§ **Set task**: Pull out every line with the word "ylabel" from the entries below.

§ **Data for the task**:
>>>
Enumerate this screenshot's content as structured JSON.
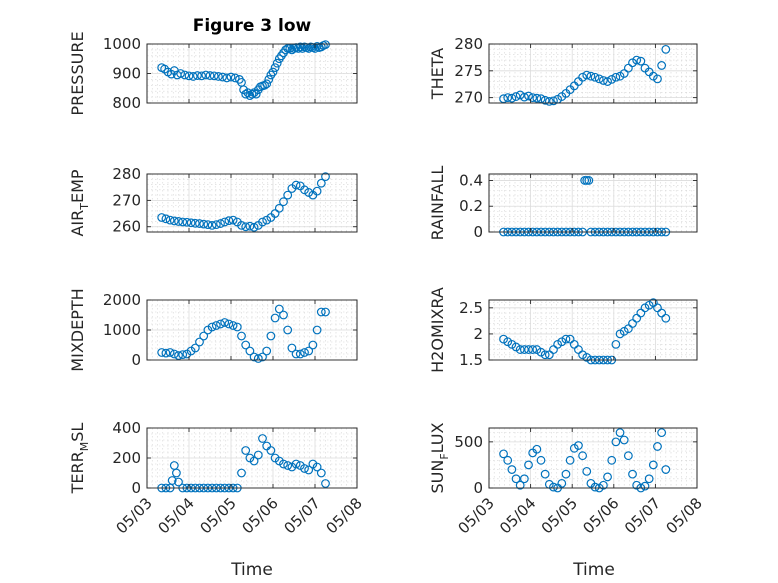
{
  "figure_title": "Figure 3 low",
  "xlabel": "Time",
  "x_tick_labels": [
    "05/03",
    "05/04",
    "05/05",
    "05/06",
    "05/07",
    "05/08"
  ],
  "marker_color": "#0072BD",
  "chart_data": [
    {
      "type": "scatter",
      "ylabel": "PRESSURE",
      "ylim": [
        800,
        1000
      ],
      "yticks": [
        800,
        900,
        1000
      ],
      "x": [
        3.35,
        3.42,
        3.5,
        3.58,
        3.65,
        3.72,
        3.8,
        3.9,
        4.0,
        4.1,
        4.2,
        4.3,
        4.4,
        4.5,
        4.6,
        4.7,
        4.8,
        4.9,
        5.0,
        5.1,
        5.2,
        5.25,
        5.3,
        5.35,
        5.4,
        5.45,
        5.5,
        5.55,
        5.6,
        5.65,
        5.7,
        5.75,
        5.8,
        5.85,
        5.9,
        5.95,
        6.0,
        6.05,
        6.1,
        6.15,
        6.2,
        6.25,
        6.3,
        6.35,
        6.4,
        6.45,
        6.5,
        6.55,
        6.6,
        6.65,
        6.7,
        6.75,
        6.8,
        6.85,
        6.9,
        6.95,
        7.0,
        7.05,
        7.1,
        7.15,
        7.2,
        7.25
      ],
      "y": [
        920,
        915,
        905,
        898,
        910,
        895,
        900,
        895,
        892,
        890,
        893,
        892,
        895,
        893,
        892,
        890,
        888,
        885,
        888,
        885,
        880,
        870,
        845,
        830,
        835,
        825,
        830,
        835,
        830,
        845,
        855,
        858,
        860,
        865,
        880,
        895,
        905,
        920,
        935,
        950,
        960,
        970,
        980,
        985,
        985,
        980,
        985,
        988,
        985,
        990,
        985,
        990,
        988,
        985,
        990,
        988,
        985,
        992,
        988,
        990,
        995,
        998
      ],
      "points": 62
    },
    {
      "type": "scatter",
      "ylabel": "THETA",
      "ylim": [
        269,
        280
      ],
      "yticks": [
        270,
        275,
        280
      ],
      "x": [
        3.35,
        3.45,
        3.55,
        3.65,
        3.75,
        3.85,
        3.95,
        4.05,
        4.15,
        4.25,
        4.35,
        4.45,
        4.55,
        4.65,
        4.75,
        4.85,
        4.95,
        5.05,
        5.15,
        5.25,
        5.35,
        5.45,
        5.55,
        5.65,
        5.75,
        5.85,
        5.95,
        6.05,
        6.15,
        6.25,
        6.35,
        6.45,
        6.55,
        6.65,
        6.75,
        6.85,
        6.95,
        7.05,
        7.15,
        7.25
      ],
      "y": [
        269.8,
        270.0,
        269.9,
        270.2,
        270.5,
        270.1,
        270.3,
        270.0,
        269.9,
        269.8,
        269.5,
        269.3,
        269.4,
        269.7,
        270.2,
        270.8,
        271.5,
        272.2,
        273.0,
        273.8,
        274.2,
        274.0,
        273.8,
        273.5,
        273.2,
        273.0,
        273.4,
        273.8,
        274.0,
        274.5,
        275.5,
        276.5,
        277.0,
        276.8,
        275.5,
        274.8,
        274.0,
        273.5,
        276.0,
        279.0
      ],
      "points": 40
    },
    {
      "type": "scatter",
      "ylabel": "AIR_TEMP",
      "ylim": [
        258,
        280
      ],
      "yticks": [
        260,
        270,
        280
      ],
      "x": [
        3.35,
        3.45,
        3.55,
        3.65,
        3.75,
        3.85,
        3.95,
        4.05,
        4.15,
        4.25,
        4.35,
        4.45,
        4.55,
        4.65,
        4.75,
        4.85,
        4.95,
        5.05,
        5.15,
        5.25,
        5.35,
        5.45,
        5.55,
        5.65,
        5.75,
        5.85,
        5.95,
        6.05,
        6.15,
        6.25,
        6.35,
        6.45,
        6.55,
        6.65,
        6.75,
        6.85,
        6.95,
        7.05,
        7.15,
        7.25
      ],
      "y": [
        263.5,
        263.0,
        262.5,
        262.2,
        262.0,
        261.8,
        261.7,
        261.5,
        261.3,
        261.2,
        261.0,
        260.8,
        260.5,
        260.8,
        261.2,
        261.8,
        262.3,
        262.5,
        261.8,
        260.5,
        260.0,
        260.2,
        259.8,
        260.5,
        261.8,
        262.5,
        263.5,
        265.0,
        267.0,
        269.5,
        272.0,
        274.5,
        275.8,
        275.5,
        274.0,
        273.0,
        272.0,
        273.5,
        276.5,
        279.0
      ],
      "points": 40
    },
    {
      "type": "scatter",
      "ylabel": "RAINFALL",
      "ylim": [
        0,
        0.45
      ],
      "yticks": [
        0,
        0.2,
        0.4
      ],
      "x": [
        3.35,
        3.45,
        3.55,
        3.65,
        3.75,
        3.85,
        3.95,
        4.05,
        4.15,
        4.25,
        4.35,
        4.45,
        4.55,
        4.65,
        4.75,
        4.85,
        4.95,
        5.05,
        5.15,
        5.25,
        5.3,
        5.35,
        5.4,
        5.45,
        5.55,
        5.65,
        5.75,
        5.85,
        5.95,
        6.05,
        6.15,
        6.25,
        6.35,
        6.45,
        6.55,
        6.65,
        6.75,
        6.85,
        6.95,
        7.05,
        7.15,
        7.25
      ],
      "y": [
        0,
        0,
        0,
        0,
        0,
        0,
        0,
        0,
        0,
        0,
        0,
        0,
        0,
        0,
        0,
        0,
        0,
        0,
        0,
        0,
        0.4,
        0.4,
        0.4,
        0,
        0,
        0,
        0,
        0,
        0,
        0,
        0,
        0,
        0,
        0,
        0,
        0,
        0,
        0,
        0,
        0,
        0,
        0
      ],
      "points": 42
    },
    {
      "type": "scatter",
      "ylabel": "MIXDEPTH",
      "ylim": [
        0,
        2000
      ],
      "yticks": [
        0,
        1000,
        2000
      ],
      "x": [
        3.35,
        3.45,
        3.55,
        3.65,
        3.75,
        3.85,
        3.95,
        4.05,
        4.15,
        4.25,
        4.35,
        4.45,
        4.55,
        4.65,
        4.75,
        4.85,
        4.95,
        5.05,
        5.15,
        5.25,
        5.35,
        5.45,
        5.55,
        5.65,
        5.75,
        5.85,
        5.95,
        6.05,
        6.15,
        6.25,
        6.35,
        6.45,
        6.55,
        6.65,
        6.75,
        6.85,
        6.95,
        7.05,
        7.15,
        7.25
      ],
      "y": [
        250,
        230,
        250,
        200,
        150,
        180,
        200,
        300,
        400,
        600,
        800,
        1000,
        1100,
        1150,
        1200,
        1250,
        1200,
        1150,
        1100,
        800,
        500,
        300,
        100,
        50,
        100,
        300,
        800,
        1400,
        1700,
        1500,
        1000,
        400,
        200,
        200,
        250,
        300,
        500,
        1000,
        1600,
        1600
      ],
      "points": 40
    },
    {
      "type": "scatter",
      "ylabel": "H2OMIXRA",
      "ylim": [
        1.5,
        2.65
      ],
      "yticks": [
        1.5,
        2,
        2.5
      ],
      "x": [
        3.35,
        3.45,
        3.55,
        3.65,
        3.75,
        3.85,
        3.95,
        4.05,
        4.15,
        4.25,
        4.35,
        4.45,
        4.55,
        4.65,
        4.75,
        4.85,
        4.95,
        5.05,
        5.15,
        5.25,
        5.35,
        5.45,
        5.55,
        5.65,
        5.75,
        5.85,
        5.95,
        6.05,
        6.15,
        6.25,
        6.35,
        6.45,
        6.55,
        6.65,
        6.75,
        6.85,
        6.95,
        7.05,
        7.15,
        7.25
      ],
      "y": [
        1.9,
        1.85,
        1.8,
        1.75,
        1.7,
        1.7,
        1.7,
        1.7,
        1.7,
        1.65,
        1.6,
        1.6,
        1.7,
        1.8,
        1.85,
        1.9,
        1.9,
        1.8,
        1.7,
        1.6,
        1.55,
        1.5,
        1.5,
        1.5,
        1.5,
        1.5,
        1.5,
        1.8,
        2.0,
        2.05,
        2.1,
        2.2,
        2.3,
        2.4,
        2.5,
        2.55,
        2.6,
        2.5,
        2.4,
        2.3
      ],
      "points": 40
    },
    {
      "type": "scatter",
      "ylabel": "TERR_MSL",
      "ylim": [
        0,
        400
      ],
      "yticks": [
        0,
        200,
        400
      ],
      "x": [
        3.35,
        3.45,
        3.55,
        3.6,
        3.65,
        3.7,
        3.75,
        3.85,
        3.95,
        4.05,
        4.15,
        4.25,
        4.35,
        4.45,
        4.55,
        4.65,
        4.75,
        4.85,
        4.95,
        5.05,
        5.15,
        5.25,
        5.35,
        5.45,
        5.55,
        5.65,
        5.75,
        5.85,
        5.95,
        6.05,
        6.15,
        6.25,
        6.35,
        6.45,
        6.55,
        6.65,
        6.75,
        6.85,
        6.95,
        7.05,
        7.15,
        7.25
      ],
      "y": [
        0,
        0,
        0,
        50,
        150,
        100,
        40,
        0,
        0,
        0,
        0,
        0,
        0,
        0,
        0,
        0,
        0,
        0,
        0,
        0,
        0,
        100,
        250,
        200,
        180,
        220,
        330,
        280,
        250,
        200,
        180,
        160,
        150,
        140,
        160,
        150,
        130,
        120,
        160,
        140,
        100,
        30
      ],
      "points": 42
    },
    {
      "type": "scatter",
      "ylabel": "SUN_FLUX",
      "ylim": [
        0,
        650
      ],
      "yticks": [
        0,
        500
      ],
      "x": [
        3.35,
        3.45,
        3.55,
        3.65,
        3.75,
        3.85,
        3.95,
        4.05,
        4.15,
        4.25,
        4.35,
        4.45,
        4.55,
        4.65,
        4.75,
        4.85,
        4.95,
        5.05,
        5.15,
        5.25,
        5.35,
        5.45,
        5.55,
        5.65,
        5.75,
        5.85,
        5.95,
        6.05,
        6.15,
        6.25,
        6.35,
        6.45,
        6.55,
        6.65,
        6.75,
        6.85,
        6.95,
        7.05,
        7.15,
        7.25
      ],
      "y": [
        370,
        300,
        200,
        100,
        30,
        100,
        250,
        380,
        420,
        300,
        150,
        40,
        10,
        0,
        50,
        150,
        300,
        430,
        460,
        350,
        180,
        50,
        10,
        0,
        30,
        120,
        300,
        500,
        600,
        520,
        350,
        150,
        30,
        0,
        20,
        100,
        250,
        450,
        600,
        200
      ],
      "points": 40
    }
  ]
}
<<<
§ **Written response**:
      "ylabel": "PRESSURE",
      "ylabel": "THETA",
      "ylabel": "AIR_TEMP",
      "ylabel": "RAINFALL",
      "ylabel": "MIXDEPTH",
      "ylabel": "H2OMIXRA",
      "ylabel": "TERR_MSL",
      "ylabel": "SUN_FLUX",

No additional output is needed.